— BEGIN Records —

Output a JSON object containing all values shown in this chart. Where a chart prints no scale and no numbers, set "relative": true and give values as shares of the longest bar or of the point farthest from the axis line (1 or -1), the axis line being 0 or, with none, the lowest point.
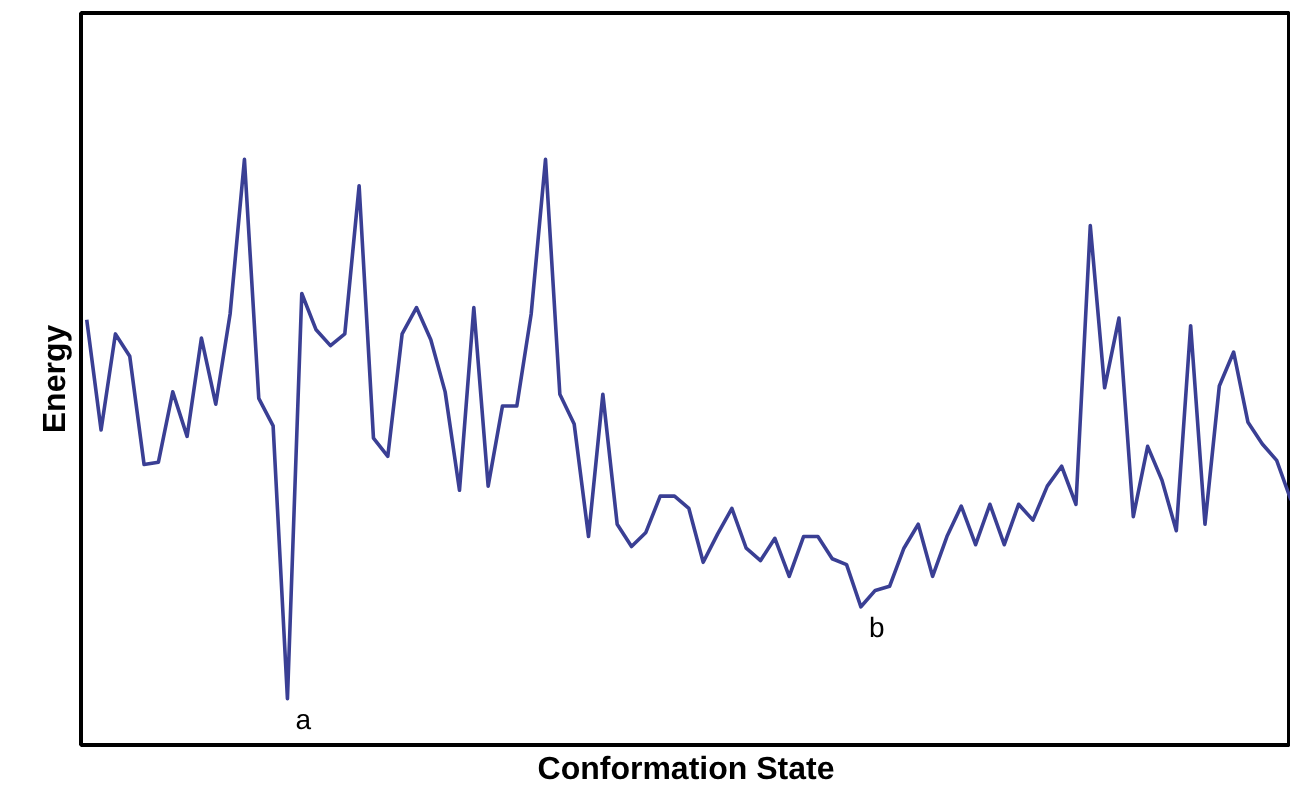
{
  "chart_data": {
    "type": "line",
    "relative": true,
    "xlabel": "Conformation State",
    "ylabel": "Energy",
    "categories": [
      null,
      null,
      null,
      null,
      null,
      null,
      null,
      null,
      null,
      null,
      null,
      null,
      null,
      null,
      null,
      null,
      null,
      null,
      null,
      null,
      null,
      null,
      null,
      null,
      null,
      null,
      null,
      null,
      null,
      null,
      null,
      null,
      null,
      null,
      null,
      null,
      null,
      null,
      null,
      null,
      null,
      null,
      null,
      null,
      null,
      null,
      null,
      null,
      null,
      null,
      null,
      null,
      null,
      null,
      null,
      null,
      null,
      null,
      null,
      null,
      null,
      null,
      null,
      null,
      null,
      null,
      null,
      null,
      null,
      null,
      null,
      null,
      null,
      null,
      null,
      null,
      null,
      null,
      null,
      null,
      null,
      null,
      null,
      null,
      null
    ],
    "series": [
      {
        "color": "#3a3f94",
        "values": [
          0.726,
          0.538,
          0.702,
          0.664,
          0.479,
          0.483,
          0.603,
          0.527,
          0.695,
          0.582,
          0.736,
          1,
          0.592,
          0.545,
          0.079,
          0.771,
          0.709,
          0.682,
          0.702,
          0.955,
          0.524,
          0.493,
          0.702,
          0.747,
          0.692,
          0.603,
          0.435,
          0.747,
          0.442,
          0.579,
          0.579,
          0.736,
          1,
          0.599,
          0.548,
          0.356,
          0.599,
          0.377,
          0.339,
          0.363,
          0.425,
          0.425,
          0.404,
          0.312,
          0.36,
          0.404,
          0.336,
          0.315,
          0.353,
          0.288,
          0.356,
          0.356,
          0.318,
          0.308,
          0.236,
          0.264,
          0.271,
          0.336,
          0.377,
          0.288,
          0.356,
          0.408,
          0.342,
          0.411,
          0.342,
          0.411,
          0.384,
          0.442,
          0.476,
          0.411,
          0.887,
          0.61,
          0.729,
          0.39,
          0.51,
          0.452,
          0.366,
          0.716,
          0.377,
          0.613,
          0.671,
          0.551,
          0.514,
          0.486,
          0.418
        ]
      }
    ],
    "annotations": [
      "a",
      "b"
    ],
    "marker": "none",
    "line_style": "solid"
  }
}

— END Records —

[Task to carry out]: Copy the material above exactly and drop the pictures.

[Written reply]:
Output a JSON object containing all values shown in this chart. Where a chart prints no scale and no numbers, set "relative": true and give values as shares of the longest bar or of the point farthest from the axis line (1 or -1), the axis line being 0 or, with none, the lowest point.
{
  "chart_data": {
    "type": "line",
    "relative": true,
    "xlabel": "Conformation State",
    "ylabel": "Energy",
    "categories": [
      null,
      null,
      null,
      null,
      null,
      null,
      null,
      null,
      null,
      null,
      null,
      null,
      null,
      null,
      null,
      null,
      null,
      null,
      null,
      null,
      null,
      null,
      null,
      null,
      null,
      null,
      null,
      null,
      null,
      null,
      null,
      null,
      null,
      null,
      null,
      null,
      null,
      null,
      null,
      null,
      null,
      null,
      null,
      null,
      null,
      null,
      null,
      null,
      null,
      null,
      null,
      null,
      null,
      null,
      null,
      null,
      null,
      null,
      null,
      null,
      null,
      null,
      null,
      null,
      null,
      null,
      null,
      null,
      null,
      null,
      null,
      null,
      null,
      null,
      null,
      null,
      null,
      null,
      null,
      null,
      null,
      null,
      null,
      null,
      null
    ],
    "series": [
      {
        "color": "#3a3f94",
        "values": [
          0.726,
          0.538,
          0.702,
          0.664,
          0.479,
          0.483,
          0.603,
          0.527,
          0.695,
          0.582,
          0.736,
          1,
          0.592,
          0.545,
          0.079,
          0.771,
          0.709,
          0.682,
          0.702,
          0.955,
          0.524,
          0.493,
          0.702,
          0.747,
          0.692,
          0.603,
          0.435,
          0.747,
          0.442,
          0.579,
          0.579,
          0.736,
          1,
          0.599,
          0.548,
          0.356,
          0.599,
          0.377,
          0.339,
          0.363,
          0.425,
          0.425,
          0.404,
          0.312,
          0.36,
          0.404,
          0.336,
          0.315,
          0.353,
          0.288,
          0.356,
          0.356,
          0.318,
          0.308,
          0.236,
          0.264,
          0.271,
          0.336,
          0.377,
          0.288,
          0.356,
          0.408,
          0.342,
          0.411,
          0.342,
          0.411,
          0.384,
          0.442,
          0.476,
          0.411,
          0.887,
          0.61,
          0.729,
          0.39,
          0.51,
          0.452,
          0.366,
          0.716,
          0.377,
          0.613,
          0.671,
          0.551,
          0.514,
          0.486,
          0.418
        ]
      }
    ],
    "annotations": [
      "a",
      "b"
    ],
    "marker": "none",
    "line_style": "solid"
  }
}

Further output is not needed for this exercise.